- Data rows
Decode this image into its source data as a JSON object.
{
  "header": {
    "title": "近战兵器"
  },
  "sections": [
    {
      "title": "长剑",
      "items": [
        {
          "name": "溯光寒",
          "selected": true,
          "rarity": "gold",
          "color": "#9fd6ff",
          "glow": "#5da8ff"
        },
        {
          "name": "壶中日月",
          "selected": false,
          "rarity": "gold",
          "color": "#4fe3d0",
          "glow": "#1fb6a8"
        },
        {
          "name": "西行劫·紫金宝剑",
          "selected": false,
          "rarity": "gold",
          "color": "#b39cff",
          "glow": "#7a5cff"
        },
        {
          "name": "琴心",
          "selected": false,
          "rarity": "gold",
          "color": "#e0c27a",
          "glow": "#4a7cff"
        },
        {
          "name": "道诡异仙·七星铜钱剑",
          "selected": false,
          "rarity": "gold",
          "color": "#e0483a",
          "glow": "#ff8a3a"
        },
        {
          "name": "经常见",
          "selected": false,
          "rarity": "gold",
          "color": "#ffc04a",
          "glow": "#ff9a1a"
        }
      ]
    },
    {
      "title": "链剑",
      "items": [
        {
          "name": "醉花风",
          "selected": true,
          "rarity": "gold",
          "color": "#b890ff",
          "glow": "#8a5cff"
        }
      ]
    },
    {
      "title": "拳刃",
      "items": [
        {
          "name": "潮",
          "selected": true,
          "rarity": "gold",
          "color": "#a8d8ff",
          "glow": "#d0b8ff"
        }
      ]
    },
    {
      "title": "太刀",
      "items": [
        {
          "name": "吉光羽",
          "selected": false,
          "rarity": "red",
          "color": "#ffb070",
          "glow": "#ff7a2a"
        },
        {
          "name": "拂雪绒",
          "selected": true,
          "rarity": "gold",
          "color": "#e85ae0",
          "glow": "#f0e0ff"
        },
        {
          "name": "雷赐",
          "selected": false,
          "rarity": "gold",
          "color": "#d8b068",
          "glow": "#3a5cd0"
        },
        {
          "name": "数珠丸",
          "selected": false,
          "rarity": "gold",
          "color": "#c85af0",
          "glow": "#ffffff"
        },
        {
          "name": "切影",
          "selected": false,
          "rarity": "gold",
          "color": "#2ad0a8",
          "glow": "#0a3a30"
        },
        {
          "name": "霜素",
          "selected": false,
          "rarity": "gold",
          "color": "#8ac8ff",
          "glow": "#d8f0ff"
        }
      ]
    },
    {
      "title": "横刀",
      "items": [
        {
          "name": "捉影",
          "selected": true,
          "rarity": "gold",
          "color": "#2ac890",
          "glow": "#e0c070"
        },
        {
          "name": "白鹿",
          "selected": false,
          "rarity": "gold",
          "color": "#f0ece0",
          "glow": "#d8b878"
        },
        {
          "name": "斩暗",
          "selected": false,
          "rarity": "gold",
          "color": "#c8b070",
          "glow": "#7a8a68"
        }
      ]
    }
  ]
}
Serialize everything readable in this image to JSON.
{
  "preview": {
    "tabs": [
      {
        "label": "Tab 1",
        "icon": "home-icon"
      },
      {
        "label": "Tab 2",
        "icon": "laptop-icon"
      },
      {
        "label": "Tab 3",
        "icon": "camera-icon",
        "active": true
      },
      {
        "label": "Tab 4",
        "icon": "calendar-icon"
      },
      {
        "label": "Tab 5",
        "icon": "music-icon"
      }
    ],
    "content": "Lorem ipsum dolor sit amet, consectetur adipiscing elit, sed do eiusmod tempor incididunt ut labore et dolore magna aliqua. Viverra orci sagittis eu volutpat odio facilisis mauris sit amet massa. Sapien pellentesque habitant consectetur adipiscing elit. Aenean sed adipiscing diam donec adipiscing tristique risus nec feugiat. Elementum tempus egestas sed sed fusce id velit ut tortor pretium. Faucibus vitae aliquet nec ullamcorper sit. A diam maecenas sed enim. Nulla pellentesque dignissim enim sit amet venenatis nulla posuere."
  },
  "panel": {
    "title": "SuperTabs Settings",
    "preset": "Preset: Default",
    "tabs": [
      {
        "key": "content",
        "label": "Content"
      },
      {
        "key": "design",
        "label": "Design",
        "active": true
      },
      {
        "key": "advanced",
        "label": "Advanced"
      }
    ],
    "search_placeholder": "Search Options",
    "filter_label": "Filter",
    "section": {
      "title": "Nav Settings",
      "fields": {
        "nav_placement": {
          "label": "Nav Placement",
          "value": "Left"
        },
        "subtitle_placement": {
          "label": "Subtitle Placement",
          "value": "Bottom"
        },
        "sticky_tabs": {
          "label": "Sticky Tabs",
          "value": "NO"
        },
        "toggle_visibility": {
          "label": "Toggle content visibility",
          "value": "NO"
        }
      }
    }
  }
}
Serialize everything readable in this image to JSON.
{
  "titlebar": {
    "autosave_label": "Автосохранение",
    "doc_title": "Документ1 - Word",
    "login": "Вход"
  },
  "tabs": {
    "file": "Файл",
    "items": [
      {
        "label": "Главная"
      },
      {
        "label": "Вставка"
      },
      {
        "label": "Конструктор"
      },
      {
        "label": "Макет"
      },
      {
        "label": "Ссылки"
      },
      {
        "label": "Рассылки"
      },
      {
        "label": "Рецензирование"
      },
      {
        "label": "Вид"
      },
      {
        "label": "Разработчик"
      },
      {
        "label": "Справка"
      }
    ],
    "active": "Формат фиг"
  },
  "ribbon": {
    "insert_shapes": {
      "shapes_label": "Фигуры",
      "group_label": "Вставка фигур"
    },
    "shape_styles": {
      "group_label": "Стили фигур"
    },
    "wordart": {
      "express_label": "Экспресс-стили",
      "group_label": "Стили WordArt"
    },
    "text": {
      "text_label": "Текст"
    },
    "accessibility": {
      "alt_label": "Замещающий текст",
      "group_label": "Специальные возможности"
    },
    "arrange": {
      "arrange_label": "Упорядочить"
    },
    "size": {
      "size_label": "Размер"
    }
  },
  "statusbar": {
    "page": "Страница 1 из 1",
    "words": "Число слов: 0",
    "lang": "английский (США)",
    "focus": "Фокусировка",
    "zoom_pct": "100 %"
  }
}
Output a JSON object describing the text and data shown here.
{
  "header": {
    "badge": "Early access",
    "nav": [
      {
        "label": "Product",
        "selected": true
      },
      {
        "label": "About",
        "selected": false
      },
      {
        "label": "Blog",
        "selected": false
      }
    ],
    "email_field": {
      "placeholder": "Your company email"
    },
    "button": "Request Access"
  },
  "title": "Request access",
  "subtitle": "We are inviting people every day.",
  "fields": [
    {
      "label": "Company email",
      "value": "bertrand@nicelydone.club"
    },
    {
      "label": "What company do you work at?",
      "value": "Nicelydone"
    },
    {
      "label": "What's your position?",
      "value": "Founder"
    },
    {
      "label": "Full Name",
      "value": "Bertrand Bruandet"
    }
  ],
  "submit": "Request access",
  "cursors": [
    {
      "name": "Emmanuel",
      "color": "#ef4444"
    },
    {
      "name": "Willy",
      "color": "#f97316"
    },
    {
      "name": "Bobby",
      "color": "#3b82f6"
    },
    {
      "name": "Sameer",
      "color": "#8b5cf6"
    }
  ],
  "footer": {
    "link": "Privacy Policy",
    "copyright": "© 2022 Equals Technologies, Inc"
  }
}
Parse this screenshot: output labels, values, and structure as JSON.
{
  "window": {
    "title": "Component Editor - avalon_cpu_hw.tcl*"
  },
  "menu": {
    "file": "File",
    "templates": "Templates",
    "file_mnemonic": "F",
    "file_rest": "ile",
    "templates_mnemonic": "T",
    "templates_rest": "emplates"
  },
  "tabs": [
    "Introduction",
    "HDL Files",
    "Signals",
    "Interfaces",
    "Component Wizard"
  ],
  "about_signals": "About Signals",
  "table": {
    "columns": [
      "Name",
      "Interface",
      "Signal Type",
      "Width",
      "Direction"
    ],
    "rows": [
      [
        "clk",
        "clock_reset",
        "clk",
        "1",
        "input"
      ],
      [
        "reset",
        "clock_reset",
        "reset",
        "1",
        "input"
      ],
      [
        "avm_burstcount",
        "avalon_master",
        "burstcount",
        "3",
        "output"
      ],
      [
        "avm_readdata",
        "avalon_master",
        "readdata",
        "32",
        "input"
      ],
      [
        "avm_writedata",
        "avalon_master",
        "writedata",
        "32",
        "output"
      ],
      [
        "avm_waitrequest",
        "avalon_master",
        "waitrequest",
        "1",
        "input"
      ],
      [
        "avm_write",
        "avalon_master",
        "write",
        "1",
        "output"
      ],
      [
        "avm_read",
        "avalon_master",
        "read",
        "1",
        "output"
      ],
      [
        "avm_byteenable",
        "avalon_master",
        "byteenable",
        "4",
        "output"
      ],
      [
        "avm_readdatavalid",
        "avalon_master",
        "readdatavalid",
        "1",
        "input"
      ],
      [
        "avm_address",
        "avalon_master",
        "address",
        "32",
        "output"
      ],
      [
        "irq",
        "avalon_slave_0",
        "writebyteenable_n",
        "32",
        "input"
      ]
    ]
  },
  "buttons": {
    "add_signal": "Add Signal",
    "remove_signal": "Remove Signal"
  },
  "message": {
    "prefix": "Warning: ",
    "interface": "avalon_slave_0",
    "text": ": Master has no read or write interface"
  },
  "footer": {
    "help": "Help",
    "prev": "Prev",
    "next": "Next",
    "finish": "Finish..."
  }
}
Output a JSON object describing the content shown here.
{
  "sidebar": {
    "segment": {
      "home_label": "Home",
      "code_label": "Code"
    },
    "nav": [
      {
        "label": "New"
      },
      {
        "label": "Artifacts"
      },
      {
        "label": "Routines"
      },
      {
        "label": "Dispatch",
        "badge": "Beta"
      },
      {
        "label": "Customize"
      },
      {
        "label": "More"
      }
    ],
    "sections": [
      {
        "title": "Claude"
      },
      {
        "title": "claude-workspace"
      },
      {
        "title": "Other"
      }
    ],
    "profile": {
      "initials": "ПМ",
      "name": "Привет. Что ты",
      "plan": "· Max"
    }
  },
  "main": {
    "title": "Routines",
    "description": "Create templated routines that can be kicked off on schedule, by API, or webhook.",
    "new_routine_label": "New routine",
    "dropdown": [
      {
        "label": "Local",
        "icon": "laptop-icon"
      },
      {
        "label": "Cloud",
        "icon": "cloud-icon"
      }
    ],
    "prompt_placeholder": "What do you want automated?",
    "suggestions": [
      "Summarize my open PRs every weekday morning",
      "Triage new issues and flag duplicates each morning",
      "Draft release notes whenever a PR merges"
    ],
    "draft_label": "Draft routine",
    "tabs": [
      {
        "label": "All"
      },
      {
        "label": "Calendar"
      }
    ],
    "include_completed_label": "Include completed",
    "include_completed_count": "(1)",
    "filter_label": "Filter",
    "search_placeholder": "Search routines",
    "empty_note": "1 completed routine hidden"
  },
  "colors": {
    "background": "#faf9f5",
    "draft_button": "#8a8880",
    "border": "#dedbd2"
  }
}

- Goal of the exercise
Tally up the lines holding the word "Settings" in the data above, and answer with that figure only.

- Problem solution
2